- Work required -
Determine how many lines below hold the string "this". Reply with the number alone.

*****

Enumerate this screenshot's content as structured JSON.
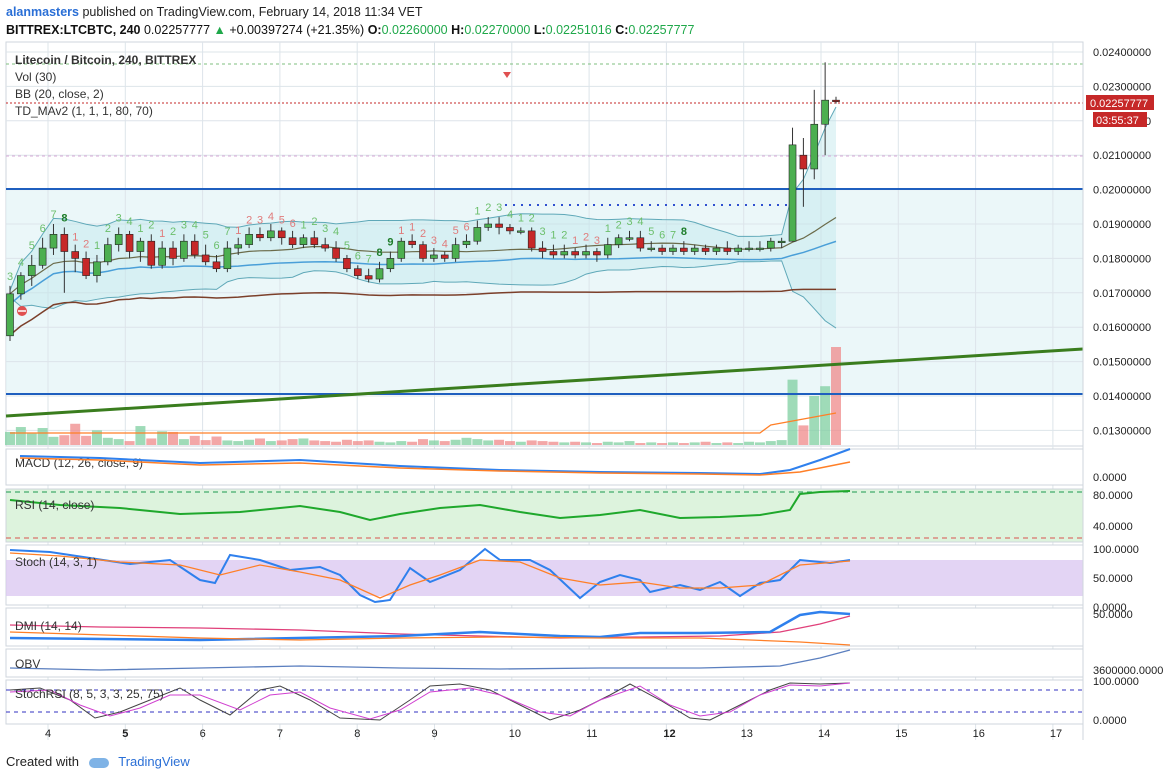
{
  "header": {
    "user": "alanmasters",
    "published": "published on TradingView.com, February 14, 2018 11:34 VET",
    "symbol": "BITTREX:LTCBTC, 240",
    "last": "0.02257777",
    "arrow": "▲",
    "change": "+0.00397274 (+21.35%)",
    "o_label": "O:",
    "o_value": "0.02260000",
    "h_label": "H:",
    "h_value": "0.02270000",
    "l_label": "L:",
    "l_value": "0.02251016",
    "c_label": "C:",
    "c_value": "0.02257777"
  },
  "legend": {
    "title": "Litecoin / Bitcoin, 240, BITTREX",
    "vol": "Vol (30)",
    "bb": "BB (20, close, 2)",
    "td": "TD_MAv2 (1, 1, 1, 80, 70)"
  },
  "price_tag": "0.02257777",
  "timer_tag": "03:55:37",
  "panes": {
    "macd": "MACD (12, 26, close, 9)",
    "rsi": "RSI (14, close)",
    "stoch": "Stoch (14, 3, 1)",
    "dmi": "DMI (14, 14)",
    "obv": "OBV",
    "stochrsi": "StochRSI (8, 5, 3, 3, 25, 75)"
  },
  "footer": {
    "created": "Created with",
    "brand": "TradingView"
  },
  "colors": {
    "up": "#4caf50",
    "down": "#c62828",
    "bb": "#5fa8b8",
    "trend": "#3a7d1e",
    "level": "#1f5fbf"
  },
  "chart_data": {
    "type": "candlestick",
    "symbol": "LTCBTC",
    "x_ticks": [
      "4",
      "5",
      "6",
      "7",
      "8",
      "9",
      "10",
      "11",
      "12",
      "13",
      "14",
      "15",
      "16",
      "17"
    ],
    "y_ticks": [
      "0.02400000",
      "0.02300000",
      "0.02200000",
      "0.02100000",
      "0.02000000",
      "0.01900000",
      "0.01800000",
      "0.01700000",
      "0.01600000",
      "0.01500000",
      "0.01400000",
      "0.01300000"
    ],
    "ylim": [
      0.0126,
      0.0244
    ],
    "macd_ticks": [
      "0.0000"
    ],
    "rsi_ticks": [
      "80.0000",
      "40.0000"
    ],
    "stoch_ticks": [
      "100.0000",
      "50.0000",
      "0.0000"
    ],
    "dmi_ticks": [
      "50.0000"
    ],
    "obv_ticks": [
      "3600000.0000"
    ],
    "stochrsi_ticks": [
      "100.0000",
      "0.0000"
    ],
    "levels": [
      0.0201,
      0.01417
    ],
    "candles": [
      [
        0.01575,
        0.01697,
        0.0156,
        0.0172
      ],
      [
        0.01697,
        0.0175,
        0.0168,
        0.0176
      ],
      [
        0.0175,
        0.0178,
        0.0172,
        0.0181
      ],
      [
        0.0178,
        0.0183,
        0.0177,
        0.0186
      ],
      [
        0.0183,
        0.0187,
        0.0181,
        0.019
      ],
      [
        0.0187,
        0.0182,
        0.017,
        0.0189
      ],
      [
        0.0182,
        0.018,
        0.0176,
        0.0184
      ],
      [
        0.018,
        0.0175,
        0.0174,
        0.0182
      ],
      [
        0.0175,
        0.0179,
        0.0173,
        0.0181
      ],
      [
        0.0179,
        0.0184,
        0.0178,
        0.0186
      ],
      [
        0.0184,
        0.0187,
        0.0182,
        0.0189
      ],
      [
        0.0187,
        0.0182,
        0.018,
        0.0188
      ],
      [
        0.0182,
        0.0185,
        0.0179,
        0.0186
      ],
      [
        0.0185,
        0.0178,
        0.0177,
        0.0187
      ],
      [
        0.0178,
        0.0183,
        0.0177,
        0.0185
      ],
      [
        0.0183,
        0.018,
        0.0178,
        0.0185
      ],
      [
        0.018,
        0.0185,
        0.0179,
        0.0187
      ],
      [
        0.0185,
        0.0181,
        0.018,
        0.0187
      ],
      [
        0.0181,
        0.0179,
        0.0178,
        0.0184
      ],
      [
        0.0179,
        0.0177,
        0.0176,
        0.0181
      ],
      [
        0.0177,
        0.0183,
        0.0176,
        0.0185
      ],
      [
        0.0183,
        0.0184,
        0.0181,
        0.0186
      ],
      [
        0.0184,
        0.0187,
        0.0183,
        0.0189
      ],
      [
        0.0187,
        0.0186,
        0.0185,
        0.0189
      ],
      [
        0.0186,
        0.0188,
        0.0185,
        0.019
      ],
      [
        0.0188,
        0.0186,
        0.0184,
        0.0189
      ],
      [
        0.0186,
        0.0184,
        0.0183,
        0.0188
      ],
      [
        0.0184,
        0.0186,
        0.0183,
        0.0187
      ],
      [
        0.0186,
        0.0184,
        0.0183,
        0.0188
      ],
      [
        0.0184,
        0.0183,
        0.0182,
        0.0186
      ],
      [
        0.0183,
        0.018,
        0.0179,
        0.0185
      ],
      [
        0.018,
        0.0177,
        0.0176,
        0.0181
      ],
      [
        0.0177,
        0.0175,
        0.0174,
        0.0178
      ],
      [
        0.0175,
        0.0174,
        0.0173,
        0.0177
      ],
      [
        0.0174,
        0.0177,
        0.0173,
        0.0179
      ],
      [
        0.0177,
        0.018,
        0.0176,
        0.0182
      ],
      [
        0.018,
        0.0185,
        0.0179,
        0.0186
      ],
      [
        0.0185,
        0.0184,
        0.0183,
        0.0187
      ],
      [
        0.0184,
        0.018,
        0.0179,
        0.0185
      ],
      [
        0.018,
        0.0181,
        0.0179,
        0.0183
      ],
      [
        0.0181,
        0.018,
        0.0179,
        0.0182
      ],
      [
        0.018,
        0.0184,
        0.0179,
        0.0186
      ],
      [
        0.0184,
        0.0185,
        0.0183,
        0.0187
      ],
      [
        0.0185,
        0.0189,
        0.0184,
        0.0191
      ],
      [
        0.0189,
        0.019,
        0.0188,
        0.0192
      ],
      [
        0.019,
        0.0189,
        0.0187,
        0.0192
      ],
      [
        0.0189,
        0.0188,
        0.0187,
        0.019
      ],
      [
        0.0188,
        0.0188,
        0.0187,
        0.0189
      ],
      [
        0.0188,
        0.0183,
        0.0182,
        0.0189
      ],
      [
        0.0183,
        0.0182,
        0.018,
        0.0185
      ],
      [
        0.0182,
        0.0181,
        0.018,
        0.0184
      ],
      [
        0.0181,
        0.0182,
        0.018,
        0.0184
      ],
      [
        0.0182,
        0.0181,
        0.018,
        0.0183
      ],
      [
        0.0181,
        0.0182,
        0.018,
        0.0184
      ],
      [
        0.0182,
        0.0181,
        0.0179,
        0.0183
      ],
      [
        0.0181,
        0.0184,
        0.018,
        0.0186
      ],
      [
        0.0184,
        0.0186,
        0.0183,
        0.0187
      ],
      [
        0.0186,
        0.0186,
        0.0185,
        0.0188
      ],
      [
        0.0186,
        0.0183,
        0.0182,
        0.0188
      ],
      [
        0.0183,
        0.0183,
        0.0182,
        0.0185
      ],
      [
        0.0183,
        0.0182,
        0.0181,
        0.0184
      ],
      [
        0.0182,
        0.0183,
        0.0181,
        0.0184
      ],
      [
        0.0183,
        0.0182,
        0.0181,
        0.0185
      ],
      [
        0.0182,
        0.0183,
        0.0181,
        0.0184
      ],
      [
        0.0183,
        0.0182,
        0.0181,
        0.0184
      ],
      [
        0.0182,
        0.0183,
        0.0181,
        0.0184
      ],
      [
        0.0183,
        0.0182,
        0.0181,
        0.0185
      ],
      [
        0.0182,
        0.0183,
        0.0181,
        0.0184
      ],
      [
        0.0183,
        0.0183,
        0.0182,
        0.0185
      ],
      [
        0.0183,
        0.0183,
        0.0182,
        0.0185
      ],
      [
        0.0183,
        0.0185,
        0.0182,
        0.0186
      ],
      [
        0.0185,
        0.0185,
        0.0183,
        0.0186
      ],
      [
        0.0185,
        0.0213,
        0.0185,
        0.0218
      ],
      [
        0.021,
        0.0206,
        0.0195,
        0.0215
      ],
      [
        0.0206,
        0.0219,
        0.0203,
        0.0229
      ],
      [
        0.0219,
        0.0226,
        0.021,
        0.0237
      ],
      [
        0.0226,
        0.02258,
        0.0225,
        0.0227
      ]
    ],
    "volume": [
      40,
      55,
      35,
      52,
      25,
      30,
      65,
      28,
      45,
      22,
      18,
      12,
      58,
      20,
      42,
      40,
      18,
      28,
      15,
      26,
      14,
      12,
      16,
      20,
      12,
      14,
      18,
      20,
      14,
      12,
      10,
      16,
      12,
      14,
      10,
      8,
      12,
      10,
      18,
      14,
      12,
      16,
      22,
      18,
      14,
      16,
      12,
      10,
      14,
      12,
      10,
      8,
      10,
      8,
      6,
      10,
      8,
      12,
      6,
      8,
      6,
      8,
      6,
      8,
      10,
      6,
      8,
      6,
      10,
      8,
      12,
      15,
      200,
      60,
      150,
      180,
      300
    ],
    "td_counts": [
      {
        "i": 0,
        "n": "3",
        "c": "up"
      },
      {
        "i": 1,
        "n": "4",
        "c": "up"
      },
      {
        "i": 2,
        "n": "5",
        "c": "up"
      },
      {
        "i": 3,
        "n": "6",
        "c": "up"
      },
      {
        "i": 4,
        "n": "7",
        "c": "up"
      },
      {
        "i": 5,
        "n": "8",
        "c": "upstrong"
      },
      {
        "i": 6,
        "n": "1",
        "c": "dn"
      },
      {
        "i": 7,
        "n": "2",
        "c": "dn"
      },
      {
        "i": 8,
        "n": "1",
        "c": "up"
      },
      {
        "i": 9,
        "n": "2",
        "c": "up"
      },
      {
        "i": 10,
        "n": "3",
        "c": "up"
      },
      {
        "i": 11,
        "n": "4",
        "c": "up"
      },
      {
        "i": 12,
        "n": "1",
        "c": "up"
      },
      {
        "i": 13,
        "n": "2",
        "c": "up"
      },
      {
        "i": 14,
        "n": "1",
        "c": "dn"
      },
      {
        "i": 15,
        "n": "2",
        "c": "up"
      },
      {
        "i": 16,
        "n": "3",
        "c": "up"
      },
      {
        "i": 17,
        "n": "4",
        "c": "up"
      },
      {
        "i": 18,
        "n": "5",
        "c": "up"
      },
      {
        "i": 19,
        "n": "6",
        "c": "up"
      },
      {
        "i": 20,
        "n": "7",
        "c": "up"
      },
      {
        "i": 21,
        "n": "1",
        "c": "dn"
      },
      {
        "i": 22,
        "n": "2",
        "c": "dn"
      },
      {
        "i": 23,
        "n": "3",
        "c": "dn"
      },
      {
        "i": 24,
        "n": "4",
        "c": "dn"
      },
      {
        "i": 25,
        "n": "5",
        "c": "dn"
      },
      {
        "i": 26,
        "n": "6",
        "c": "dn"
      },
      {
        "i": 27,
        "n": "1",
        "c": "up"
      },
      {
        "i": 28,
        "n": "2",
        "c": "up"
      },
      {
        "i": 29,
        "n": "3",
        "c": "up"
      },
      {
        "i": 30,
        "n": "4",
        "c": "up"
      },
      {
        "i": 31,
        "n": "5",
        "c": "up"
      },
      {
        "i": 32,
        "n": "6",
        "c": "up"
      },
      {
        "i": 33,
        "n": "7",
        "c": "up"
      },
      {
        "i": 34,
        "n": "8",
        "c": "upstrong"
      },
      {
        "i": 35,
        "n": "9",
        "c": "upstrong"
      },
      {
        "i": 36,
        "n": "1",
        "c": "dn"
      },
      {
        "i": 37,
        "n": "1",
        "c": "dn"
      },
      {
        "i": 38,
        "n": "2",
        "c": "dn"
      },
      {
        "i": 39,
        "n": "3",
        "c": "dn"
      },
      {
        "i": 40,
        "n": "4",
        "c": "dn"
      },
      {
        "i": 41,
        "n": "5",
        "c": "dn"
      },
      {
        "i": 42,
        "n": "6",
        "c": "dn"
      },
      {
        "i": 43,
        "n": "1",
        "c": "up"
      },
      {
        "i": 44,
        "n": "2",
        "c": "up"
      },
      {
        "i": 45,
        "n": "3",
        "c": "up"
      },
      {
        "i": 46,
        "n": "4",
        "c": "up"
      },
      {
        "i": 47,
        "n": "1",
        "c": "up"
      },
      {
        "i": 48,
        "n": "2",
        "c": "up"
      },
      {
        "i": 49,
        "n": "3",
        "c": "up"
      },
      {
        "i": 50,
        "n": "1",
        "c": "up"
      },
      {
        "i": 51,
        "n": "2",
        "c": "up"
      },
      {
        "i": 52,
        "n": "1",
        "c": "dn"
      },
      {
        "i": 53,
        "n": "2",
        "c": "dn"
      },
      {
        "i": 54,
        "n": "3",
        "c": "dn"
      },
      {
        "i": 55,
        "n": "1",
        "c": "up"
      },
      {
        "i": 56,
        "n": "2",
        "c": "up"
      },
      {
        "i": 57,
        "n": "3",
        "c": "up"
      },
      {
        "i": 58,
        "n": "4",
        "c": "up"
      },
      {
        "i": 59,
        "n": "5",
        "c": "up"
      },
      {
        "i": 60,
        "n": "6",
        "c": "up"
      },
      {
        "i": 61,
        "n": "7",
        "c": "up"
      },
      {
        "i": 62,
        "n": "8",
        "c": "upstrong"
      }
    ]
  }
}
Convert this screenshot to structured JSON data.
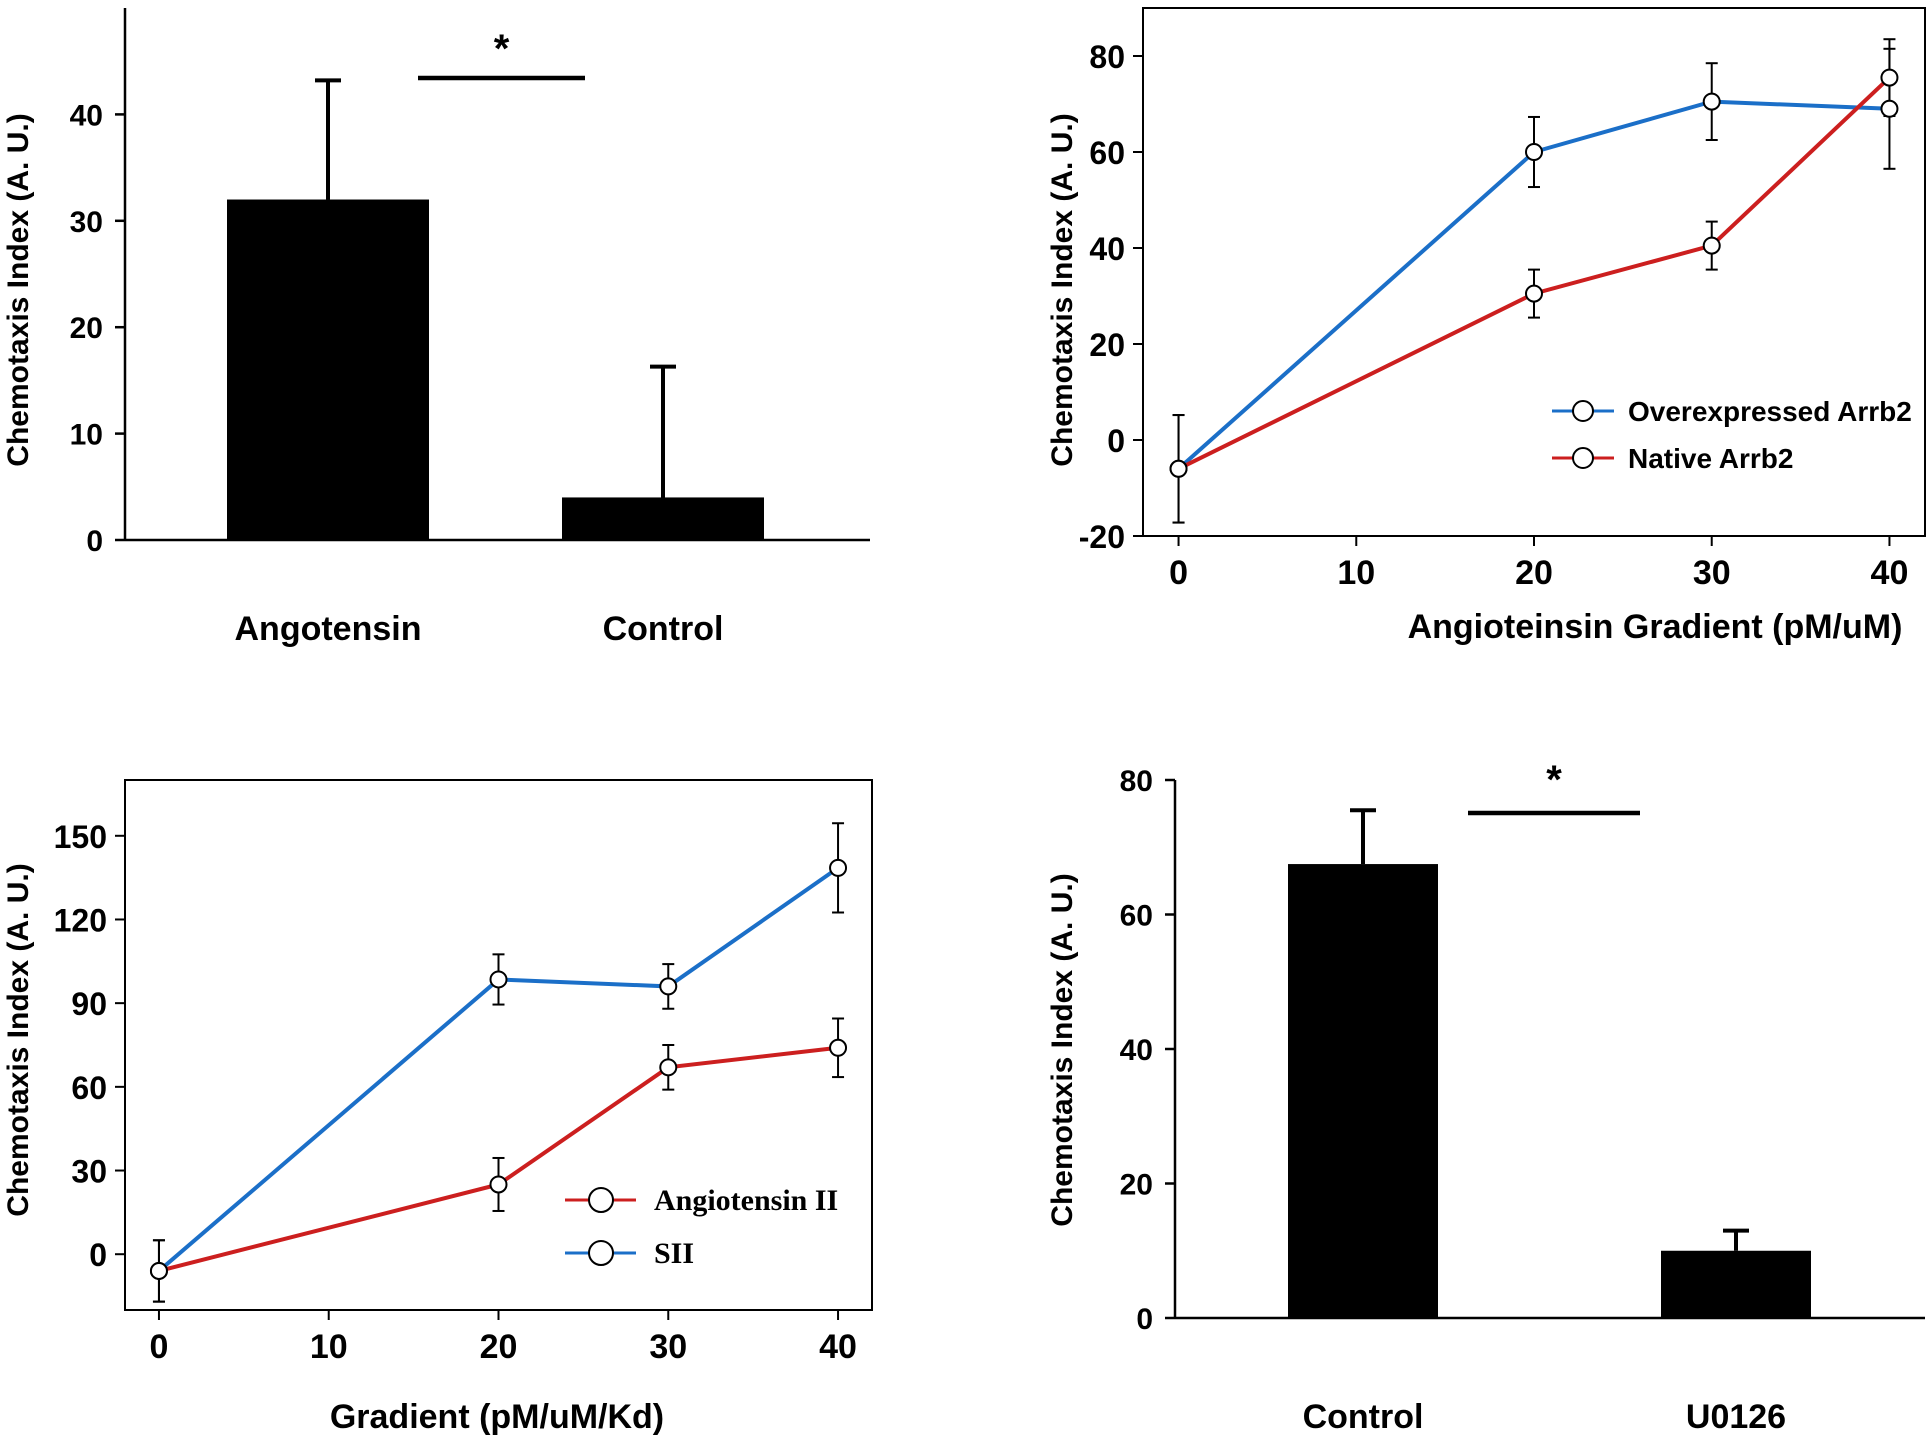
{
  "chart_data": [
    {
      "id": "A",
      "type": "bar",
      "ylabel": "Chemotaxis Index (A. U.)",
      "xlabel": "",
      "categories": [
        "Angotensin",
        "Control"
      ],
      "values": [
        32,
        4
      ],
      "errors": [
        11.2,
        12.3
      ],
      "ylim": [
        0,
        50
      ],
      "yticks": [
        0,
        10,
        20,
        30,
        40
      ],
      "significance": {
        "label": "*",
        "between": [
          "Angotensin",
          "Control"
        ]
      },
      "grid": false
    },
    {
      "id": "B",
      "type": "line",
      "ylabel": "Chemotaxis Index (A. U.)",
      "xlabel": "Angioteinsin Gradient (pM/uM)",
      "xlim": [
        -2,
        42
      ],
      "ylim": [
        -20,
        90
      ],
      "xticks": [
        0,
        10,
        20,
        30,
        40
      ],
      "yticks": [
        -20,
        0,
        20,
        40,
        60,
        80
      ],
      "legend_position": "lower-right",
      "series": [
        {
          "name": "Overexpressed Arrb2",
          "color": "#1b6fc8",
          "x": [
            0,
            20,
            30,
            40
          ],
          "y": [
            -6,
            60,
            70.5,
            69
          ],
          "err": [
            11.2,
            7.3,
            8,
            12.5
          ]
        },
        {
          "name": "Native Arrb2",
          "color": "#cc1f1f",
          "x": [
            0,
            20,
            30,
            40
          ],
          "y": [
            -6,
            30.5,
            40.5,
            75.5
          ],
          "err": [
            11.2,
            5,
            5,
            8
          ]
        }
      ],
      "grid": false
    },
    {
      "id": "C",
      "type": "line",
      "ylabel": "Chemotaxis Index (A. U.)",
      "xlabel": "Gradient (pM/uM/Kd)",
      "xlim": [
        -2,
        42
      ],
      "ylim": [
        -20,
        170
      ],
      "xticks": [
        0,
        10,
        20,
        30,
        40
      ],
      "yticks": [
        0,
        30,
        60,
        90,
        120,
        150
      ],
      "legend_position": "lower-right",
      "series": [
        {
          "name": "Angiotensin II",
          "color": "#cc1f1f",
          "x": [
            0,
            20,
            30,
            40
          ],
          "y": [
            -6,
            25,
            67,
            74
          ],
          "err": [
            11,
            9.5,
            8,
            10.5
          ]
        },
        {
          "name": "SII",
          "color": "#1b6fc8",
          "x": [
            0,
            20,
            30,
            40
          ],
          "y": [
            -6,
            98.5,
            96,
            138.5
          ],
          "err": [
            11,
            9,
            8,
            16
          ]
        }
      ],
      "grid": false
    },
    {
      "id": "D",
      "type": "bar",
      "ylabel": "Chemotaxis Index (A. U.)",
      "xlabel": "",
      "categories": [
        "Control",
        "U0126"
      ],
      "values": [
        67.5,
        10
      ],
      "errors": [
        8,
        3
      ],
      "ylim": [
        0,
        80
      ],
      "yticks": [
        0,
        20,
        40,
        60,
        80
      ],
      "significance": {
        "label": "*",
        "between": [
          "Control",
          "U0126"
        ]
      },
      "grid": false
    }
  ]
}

*****

- Correct response -
2